**Excerpted data**.

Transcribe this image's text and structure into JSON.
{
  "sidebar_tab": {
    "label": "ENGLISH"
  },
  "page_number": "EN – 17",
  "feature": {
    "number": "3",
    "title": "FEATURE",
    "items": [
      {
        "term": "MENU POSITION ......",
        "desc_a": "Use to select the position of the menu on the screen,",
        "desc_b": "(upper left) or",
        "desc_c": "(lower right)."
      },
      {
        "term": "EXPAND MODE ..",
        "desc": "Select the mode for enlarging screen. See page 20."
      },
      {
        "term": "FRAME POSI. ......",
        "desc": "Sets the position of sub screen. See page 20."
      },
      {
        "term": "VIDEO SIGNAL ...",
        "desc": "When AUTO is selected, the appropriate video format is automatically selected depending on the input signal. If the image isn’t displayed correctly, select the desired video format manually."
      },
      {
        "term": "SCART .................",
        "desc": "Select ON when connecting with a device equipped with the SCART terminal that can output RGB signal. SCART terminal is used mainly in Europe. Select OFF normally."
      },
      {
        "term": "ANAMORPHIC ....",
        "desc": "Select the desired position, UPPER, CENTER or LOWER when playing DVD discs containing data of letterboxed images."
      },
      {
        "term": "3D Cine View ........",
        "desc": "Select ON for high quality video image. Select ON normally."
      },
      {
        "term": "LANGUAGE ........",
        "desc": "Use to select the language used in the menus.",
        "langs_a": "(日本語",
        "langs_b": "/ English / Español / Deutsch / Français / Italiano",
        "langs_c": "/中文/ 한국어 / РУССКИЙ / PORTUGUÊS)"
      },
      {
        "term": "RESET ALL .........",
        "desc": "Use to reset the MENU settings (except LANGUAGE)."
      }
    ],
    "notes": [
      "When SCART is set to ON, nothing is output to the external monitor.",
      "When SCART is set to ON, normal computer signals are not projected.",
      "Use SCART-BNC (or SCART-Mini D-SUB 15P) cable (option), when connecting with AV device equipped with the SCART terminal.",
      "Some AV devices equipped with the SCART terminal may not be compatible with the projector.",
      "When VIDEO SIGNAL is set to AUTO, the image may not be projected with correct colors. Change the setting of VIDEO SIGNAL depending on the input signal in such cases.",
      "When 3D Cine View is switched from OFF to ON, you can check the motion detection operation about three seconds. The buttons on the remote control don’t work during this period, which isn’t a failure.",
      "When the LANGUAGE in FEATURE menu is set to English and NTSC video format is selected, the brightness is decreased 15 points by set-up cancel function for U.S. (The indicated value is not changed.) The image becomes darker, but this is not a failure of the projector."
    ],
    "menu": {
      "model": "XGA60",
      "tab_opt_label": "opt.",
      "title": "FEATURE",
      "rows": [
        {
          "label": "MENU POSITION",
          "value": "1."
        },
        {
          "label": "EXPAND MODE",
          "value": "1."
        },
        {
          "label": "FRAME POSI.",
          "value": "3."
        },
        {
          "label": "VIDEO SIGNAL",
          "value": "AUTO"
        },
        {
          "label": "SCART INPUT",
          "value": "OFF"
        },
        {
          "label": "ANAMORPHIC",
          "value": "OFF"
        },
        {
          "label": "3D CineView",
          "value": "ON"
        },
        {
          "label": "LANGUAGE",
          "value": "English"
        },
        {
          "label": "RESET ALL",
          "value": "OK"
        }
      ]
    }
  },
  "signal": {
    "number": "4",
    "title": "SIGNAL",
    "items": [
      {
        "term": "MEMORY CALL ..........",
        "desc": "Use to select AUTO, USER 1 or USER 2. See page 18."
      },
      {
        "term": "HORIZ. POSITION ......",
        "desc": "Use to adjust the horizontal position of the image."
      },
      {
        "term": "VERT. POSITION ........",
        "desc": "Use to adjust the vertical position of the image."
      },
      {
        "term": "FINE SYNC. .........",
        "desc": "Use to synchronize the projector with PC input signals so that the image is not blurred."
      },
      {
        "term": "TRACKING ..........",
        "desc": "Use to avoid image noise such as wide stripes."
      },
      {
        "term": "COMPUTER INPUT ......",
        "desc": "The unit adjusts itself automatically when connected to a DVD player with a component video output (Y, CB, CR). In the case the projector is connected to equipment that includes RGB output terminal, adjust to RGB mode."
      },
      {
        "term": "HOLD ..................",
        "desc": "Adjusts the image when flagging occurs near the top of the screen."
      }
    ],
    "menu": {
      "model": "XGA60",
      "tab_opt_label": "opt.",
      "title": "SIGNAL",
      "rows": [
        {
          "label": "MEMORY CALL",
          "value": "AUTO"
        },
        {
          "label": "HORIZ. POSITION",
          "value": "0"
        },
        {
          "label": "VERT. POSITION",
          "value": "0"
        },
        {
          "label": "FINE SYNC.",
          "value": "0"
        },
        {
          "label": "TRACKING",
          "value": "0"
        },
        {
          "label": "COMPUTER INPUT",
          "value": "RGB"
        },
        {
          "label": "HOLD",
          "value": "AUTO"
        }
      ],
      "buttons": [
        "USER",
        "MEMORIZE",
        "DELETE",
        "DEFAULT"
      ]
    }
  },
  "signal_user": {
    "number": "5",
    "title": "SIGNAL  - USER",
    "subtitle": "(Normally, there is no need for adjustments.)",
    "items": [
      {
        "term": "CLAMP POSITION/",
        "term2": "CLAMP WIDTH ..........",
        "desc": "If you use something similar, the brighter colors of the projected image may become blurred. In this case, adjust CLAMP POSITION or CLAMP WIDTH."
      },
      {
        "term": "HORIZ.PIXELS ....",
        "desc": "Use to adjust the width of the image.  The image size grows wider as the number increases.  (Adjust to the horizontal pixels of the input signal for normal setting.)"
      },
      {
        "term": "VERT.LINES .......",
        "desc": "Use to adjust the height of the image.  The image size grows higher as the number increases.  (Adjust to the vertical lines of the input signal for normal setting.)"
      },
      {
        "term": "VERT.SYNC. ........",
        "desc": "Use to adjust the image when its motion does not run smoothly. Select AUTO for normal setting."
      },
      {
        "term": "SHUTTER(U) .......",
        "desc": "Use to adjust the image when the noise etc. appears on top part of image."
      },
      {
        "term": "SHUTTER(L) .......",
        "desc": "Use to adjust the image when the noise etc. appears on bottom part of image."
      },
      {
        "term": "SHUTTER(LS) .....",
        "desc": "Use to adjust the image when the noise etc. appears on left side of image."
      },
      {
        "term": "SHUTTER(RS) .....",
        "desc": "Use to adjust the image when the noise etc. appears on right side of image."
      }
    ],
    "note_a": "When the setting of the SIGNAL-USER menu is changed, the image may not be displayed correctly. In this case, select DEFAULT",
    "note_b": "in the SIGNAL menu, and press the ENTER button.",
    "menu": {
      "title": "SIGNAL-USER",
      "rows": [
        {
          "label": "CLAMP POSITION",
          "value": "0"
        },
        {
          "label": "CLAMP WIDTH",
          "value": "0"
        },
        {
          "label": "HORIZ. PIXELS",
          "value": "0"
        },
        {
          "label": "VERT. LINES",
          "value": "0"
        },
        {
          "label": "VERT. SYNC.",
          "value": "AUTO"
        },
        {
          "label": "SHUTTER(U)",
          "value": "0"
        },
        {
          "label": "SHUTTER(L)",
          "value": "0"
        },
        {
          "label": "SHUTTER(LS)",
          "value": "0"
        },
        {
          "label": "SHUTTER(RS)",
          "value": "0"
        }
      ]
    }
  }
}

**Written task**. Repeat the lines above exactly.

**Exercise output**.
Transcribe this image's text and structure into JSON.
{
  "sidebar_tab": {
    "label": "ENGLISH"
  },
  "page_number": "EN – 17",
  "feature": {
    "number": "3",
    "title": "FEATURE",
    "items": [
      {
        "term": "MENU POSITION ......",
        "desc_a": "Use to select the position of the menu on the screen,",
        "desc_b": "(upper left) or",
        "desc_c": "(lower right)."
      },
      {
        "term": "EXPAND MODE ..",
        "desc": "Select the mode for enlarging screen. See page 20."
      },
      {
        "term": "FRAME POSI. ......",
        "desc": "Sets the position of sub screen. See page 20."
      },
      {
        "term": "VIDEO SIGNAL ...",
        "desc": "When AUTO is selected, the appropriate video format is automatically selected depending on the input signal. If the image isn’t displayed correctly, select the desired video format manually."
      },
      {
        "term": "SCART .................",
        "desc": "Select ON when connecting with a device equipped with the SCART terminal that can output RGB signal. SCART terminal is used mainly in Europe. Select OFF normally."
      },
      {
        "term": "ANAMORPHIC ....",
        "desc": "Select the desired position, UPPER, CENTER or LOWER when playing DVD discs containing data of letterboxed images."
      },
      {
        "term": "3D Cine View ........",
        "desc": "Select ON for high quality video image. Select ON normally."
      },
      {
        "term": "LANGUAGE ........",
        "desc": "Use to select the language used in the menus.",
        "langs_a": "(日本語",
        "langs_b": "/ English / Español / Deutsch / Français / Italiano",
        "langs_c": "/中文/ 한국어 / РУССКИЙ / PORTUGUÊS)"
      },
      {
        "term": "RESET ALL .........",
        "desc": "Use to reset the MENU settings (except LANGUAGE)."
      }
    ],
    "notes": [
      "When SCART is set to ON, nothing is output to the external monitor.",
      "When SCART is set to ON, normal computer signals are not projected.",
      "Use SCART-BNC (or SCART-Mini D-SUB 15P) cable (option), when connecting with AV device equipped with the SCART terminal.",
      "Some AV devices equipped with the SCART terminal may not be compatible with the projector.",
      "When VIDEO SIGNAL is set to AUTO, the image may not be projected with correct colors. Change the setting of VIDEO SIGNAL depending on the input signal in such cases.",
      "When 3D Cine View is switched from OFF to ON, you can check the motion detection operation about three seconds. The buttons on the remote control don’t work during this period, which isn’t a failure.",
      "When the LANGUAGE in FEATURE menu is set to English and NTSC video format is selected, the brightness is decreased 15 points by set-up cancel function for U.S. (The indicated value is not changed.) The image becomes darker, but this is not a failure of the projector."
    ],
    "menu": {
      "model": "XGA60",
      "tab_opt_label": "opt.",
      "title": "FEATURE",
      "rows": [
        {
          "label": "MENU POSITION",
          "value": "1."
        },
        {
          "label": "EXPAND MODE",
          "value": "1."
        },
        {
          "label": "FRAME POSI.",
          "value": "3."
        },
        {
          "label": "VIDEO SIGNAL",
          "value": "AUTO"
        },
        {
          "label": "SCART INPUT",
          "value": "OFF"
        },
        {
          "label": "ANAMORPHIC",
          "value": "OFF"
        },
        {
          "label": "3D CineView",
          "value": "ON"
        },
        {
          "label": "LANGUAGE",
          "value": "English"
        },
        {
          "label": "RESET ALL",
          "value": "OK"
        }
      ]
    }
  },
  "signal": {
    "number": "4",
    "title": "SIGNAL",
    "items": [
      {
        "term": "MEMORY CALL ..........",
        "desc": "Use to select AUTO, USER 1 or USER 2. See page 18."
      },
      {
        "term": "HORIZ. POSITION ......",
        "desc": "Use to adjust the horizontal position of the image."
      },
      {
        "term": "VERT. POSITION ........",
        "desc": "Use to adjust the vertical position of the image."
      },
      {
        "term": "FINE SYNC. .........",
        "desc": "Use to synchronize the projector with PC input signals so that the image is not blurred."
      },
      {
        "term": "TRACKING ..........",
        "desc": "Use to avoid image noise such as wide stripes."
      },
      {
        "term": "COMPUTER INPUT ......",
        "desc": "The unit adjusts itself automatically when connected to a DVD player with a component video output (Y, CB, CR). In the case the projector is connected to equipment that includes RGB output terminal, adjust to RGB mode."
      },
      {
        "term": "HOLD ..................",
        "desc": "Adjusts the image when flagging occurs near the top of the screen."
      }
    ],
    "menu": {
      "model": "XGA60",
      "tab_opt_label": "opt.",
      "title": "SIGNAL",
      "rows": [
        {
          "label": "MEMORY CALL",
          "value": "AUTO"
        },
        {
          "label": "HORIZ. POSITION",
          "value": "0"
        },
        {
          "label": "VERT. POSITION",
          "value": "0"
        },
        {
          "label": "FINE SYNC.",
          "value": "0"
        },
        {
          "label": "TRACKING",
          "value": "0"
        },
        {
          "label": "COMPUTER INPUT",
          "value": "RGB"
        },
        {
          "label": "HOLD",
          "value": "AUTO"
        }
      ],
      "buttons": [
        "USER",
        "MEMORIZE",
        "DELETE",
        "DEFAULT"
      ]
    }
  },
  "signal_user": {
    "number": "5",
    "title": "SIGNAL  - USER",
    "subtitle": "(Normally, there is no need for adjustments.)",
    "items": [
      {
        "term": "CLAMP POSITION/",
        "term2": "CLAMP WIDTH ..........",
        "desc": "If you use something similar, the brighter colors of the projected image may become blurred. In this case, adjust CLAMP POSITION or CLAMP WIDTH."
      },
      {
        "term": "HORIZ.PIXELS ....",
        "desc": "Use to adjust the width of the image.  The image size grows wider as the number increases.  (Adjust to the horizontal pixels of the input signal for normal setting.)"
      },
      {
        "term": "VERT.LINES .......",
        "desc": "Use to adjust the height of the image.  The image size grows higher as the number increases.  (Adjust to the vertical lines of the input signal for normal setting.)"
      },
      {
        "term": "VERT.SYNC. ........",
        "desc": "Use to adjust the image when its motion does not run smoothly. Select AUTO for normal setting."
      },
      {
        "term": "SHUTTER(U) .......",
        "desc": "Use to adjust the image when the noise etc. appears on top part of image."
      },
      {
        "term": "SHUTTER(L) .......",
        "desc": "Use to adjust the image when the noise etc. appears on bottom part of image."
      },
      {
        "term": "SHUTTER(LS) .....",
        "desc": "Use to adjust the image when the noise etc. appears on left side of image."
      },
      {
        "term": "SHUTTER(RS) .....",
        "desc": "Use to adjust the image when the noise etc. appears on right side of image."
      }
    ],
    "note_a": "When the setting of the SIGNAL-USER menu is changed, the image may not be displayed correctly. In this case, select DEFAULT",
    "note_b": "in the SIGNAL menu, and press the ENTER button.",
    "menu": {
      "title": "SIGNAL-USER",
      "rows": [
        {
          "label": "CLAMP POSITION",
          "value": "0"
        },
        {
          "label": "CLAMP WIDTH",
          "value": "0"
        },
        {
          "label": "HORIZ. PIXELS",
          "value": "0"
        },
        {
          "label": "VERT. LINES",
          "value": "0"
        },
        {
          "label": "VERT. SYNC.",
          "value": "AUTO"
        },
        {
          "label": "SHUTTER(U)",
          "value": "0"
        },
        {
          "label": "SHUTTER(L)",
          "value": "0"
        },
        {
          "label": "SHUTTER(LS)",
          "value": "0"
        },
        {
          "label": "SHUTTER(RS)",
          "value": "0"
        }
      ]
    }
  }
}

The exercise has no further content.